## [Task statement]
From the entries below, gather each line containing the word "color".

## [Data section]
## Begin
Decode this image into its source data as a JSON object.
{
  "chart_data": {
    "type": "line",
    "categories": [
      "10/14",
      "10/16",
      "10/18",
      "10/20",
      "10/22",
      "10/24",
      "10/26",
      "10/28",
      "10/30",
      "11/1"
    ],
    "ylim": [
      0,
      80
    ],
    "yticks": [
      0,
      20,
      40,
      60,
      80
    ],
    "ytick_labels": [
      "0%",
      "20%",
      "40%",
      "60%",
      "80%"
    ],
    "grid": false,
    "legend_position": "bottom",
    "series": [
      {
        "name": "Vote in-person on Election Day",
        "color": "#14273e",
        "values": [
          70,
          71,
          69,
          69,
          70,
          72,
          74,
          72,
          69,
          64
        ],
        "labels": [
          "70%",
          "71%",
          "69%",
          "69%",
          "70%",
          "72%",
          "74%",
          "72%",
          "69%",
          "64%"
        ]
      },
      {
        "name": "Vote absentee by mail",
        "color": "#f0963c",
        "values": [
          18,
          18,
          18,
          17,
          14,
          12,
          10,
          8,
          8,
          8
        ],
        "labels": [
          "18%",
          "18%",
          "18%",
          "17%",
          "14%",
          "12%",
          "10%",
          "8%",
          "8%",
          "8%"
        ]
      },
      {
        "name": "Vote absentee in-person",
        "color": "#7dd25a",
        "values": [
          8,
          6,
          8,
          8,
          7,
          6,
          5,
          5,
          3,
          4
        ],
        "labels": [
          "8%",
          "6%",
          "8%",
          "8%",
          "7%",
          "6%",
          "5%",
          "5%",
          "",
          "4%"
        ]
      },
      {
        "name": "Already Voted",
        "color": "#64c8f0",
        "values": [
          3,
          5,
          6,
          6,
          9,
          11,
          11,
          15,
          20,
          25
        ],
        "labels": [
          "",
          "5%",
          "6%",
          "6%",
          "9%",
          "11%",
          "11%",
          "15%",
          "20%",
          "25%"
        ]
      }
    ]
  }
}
## End
## [Answer]
        "color": "#14273e",
        "color": "#f0963c",
        "color": "#7dd25a",
        "color": "#64c8f0",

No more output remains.